- GIVEN ENTRIES
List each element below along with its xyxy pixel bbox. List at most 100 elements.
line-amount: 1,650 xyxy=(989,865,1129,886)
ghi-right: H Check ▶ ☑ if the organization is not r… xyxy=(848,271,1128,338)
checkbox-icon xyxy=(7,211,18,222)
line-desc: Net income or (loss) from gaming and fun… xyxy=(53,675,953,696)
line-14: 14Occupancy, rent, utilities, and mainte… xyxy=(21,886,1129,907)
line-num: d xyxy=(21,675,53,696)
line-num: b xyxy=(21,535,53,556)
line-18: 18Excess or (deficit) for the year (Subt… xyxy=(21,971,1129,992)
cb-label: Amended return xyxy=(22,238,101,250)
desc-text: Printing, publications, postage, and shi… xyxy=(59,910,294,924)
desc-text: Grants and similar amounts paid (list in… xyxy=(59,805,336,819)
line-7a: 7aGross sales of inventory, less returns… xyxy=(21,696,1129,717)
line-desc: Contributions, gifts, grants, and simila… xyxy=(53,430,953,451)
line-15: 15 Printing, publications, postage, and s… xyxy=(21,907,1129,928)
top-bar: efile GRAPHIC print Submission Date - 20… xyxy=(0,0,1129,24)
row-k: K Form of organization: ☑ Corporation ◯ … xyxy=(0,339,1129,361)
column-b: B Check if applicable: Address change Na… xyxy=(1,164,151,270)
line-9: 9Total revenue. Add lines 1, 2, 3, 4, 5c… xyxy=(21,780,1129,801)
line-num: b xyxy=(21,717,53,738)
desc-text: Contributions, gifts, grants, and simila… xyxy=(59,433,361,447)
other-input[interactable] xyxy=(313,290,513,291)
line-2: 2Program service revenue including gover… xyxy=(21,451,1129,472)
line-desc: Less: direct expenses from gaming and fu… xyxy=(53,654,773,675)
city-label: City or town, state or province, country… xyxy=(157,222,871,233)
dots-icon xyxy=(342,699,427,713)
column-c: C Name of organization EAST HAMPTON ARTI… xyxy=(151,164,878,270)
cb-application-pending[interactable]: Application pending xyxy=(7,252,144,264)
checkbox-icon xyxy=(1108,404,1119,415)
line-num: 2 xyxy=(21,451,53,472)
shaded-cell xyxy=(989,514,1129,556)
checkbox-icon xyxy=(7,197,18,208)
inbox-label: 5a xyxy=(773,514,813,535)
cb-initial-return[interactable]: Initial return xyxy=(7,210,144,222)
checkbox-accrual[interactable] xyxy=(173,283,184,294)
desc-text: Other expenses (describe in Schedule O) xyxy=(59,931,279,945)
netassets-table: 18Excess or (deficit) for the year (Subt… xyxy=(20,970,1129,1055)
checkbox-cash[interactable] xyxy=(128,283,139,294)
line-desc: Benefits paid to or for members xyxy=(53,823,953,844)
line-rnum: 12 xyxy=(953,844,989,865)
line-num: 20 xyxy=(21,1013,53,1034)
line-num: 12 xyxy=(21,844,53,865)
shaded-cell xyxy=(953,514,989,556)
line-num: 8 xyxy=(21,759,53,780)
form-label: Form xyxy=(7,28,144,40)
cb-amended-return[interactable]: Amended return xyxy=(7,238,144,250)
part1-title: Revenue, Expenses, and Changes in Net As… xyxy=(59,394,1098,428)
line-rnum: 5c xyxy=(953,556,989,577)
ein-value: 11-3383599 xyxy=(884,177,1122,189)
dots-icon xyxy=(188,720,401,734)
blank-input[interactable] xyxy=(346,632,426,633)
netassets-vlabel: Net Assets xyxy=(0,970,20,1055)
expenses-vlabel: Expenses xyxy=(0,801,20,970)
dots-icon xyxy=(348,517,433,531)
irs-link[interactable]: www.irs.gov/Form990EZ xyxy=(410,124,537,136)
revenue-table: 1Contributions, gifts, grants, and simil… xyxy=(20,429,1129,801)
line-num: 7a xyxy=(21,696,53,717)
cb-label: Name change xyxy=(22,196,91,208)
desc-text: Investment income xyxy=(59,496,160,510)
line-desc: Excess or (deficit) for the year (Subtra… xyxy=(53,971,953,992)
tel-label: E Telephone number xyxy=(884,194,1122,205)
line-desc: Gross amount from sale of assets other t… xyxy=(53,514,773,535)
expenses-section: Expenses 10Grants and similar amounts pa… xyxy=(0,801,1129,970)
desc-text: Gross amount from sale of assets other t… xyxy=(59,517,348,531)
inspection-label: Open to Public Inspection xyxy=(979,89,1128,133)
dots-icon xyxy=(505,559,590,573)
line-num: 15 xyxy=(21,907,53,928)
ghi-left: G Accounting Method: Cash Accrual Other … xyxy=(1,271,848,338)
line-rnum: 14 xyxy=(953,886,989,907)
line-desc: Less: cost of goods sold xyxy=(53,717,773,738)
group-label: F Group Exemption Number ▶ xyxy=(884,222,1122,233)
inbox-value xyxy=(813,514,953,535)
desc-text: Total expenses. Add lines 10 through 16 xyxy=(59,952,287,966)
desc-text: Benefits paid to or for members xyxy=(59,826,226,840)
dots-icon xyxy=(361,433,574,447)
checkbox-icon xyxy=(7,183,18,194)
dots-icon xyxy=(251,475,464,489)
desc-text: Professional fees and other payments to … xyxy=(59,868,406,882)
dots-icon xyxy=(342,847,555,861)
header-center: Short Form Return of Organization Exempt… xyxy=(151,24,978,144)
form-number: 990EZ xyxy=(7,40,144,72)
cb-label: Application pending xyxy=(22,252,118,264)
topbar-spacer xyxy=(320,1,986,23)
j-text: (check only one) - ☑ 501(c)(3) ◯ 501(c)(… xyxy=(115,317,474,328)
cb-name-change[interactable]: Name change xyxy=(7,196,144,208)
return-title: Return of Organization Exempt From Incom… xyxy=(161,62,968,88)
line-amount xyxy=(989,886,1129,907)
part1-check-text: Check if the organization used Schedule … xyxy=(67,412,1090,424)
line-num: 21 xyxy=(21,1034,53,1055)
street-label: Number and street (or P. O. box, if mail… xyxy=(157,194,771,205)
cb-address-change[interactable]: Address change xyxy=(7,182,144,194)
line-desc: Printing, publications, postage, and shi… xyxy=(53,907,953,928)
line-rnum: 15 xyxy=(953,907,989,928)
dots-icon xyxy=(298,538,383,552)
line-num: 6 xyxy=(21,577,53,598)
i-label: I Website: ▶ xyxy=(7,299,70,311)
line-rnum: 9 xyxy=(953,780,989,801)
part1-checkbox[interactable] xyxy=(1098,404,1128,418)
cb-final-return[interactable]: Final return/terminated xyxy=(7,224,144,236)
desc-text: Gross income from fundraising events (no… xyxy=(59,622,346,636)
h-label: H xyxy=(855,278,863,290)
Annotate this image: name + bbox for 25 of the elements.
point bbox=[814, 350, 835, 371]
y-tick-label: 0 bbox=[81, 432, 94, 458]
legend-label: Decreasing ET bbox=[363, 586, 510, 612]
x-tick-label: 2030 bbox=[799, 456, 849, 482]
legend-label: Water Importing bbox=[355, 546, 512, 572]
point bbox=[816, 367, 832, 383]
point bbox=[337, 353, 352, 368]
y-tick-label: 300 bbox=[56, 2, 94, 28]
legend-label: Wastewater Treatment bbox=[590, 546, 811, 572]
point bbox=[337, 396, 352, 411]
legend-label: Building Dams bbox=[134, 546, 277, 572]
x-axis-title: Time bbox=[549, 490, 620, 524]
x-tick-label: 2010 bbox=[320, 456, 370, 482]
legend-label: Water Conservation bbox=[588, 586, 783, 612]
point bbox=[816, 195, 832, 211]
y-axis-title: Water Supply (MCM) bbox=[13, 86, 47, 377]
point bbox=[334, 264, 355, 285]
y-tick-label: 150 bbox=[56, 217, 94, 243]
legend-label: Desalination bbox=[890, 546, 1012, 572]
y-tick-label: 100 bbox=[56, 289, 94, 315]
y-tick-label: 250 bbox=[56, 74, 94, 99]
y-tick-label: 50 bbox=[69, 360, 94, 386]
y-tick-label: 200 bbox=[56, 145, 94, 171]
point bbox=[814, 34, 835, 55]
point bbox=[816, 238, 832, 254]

- WRITTEN TASK
Can you repeat the lines starting at the first one and ending at the one containing "line-desc: Less: direct", replacing "gaming" with "gambling" and leaving everything else unchanged?

- SOLUTION TO THIS TASK
List each element below along with its xyxy pixel bbox. List at most 100 elements.
line-amount: 1,650 xyxy=(989,865,1129,886)
ghi-right: H Check ▶ ☑ if the organization is not r… xyxy=(848,271,1128,338)
checkbox-icon xyxy=(7,211,18,222)
line-desc: Net income or (loss) from gambling and fun… xyxy=(53,675,953,696)
line-14: 14Occupancy, rent, utilities, and mainte… xyxy=(21,886,1129,907)
line-num: d xyxy=(21,675,53,696)
line-num: b xyxy=(21,535,53,556)
line-18: 18Excess or (deficit) for the year (Subt… xyxy=(21,971,1129,992)
cb-label: Amended return xyxy=(22,238,101,250)
desc-text: Printing, publications, postage, and shi… xyxy=(59,910,294,924)
desc-text: Grants and similar amounts paid (list in… xyxy=(59,805,336,819)
line-7a: 7aGross sales of inventory, less returns… xyxy=(21,696,1129,717)
line-desc: Contributions, gifts, grants, and simila… xyxy=(53,430,953,451)
line-15: 15 Printing, publications, postage, and s… xyxy=(21,907,1129,928)
top-bar: efile GRAPHIC print Submission Date - 20… xyxy=(0,0,1129,24)
row-k: K Form of organization: ☑ Corporation ◯ … xyxy=(0,339,1129,361)
column-b: B Check if applicable: Address change Na… xyxy=(1,164,151,270)
line-9: 9Total revenue. Add lines 1, 2, 3, 4, 5c… xyxy=(21,780,1129,801)
line-num: b xyxy=(21,717,53,738)
desc-text: Contributions, gifts, grants, and simila… xyxy=(59,433,361,447)
other-input[interactable] xyxy=(313,290,513,291)
line-2: 2Program service revenue including gover… xyxy=(21,451,1129,472)
line-desc: Less: direct expenses from gambling and fu… xyxy=(53,654,773,675)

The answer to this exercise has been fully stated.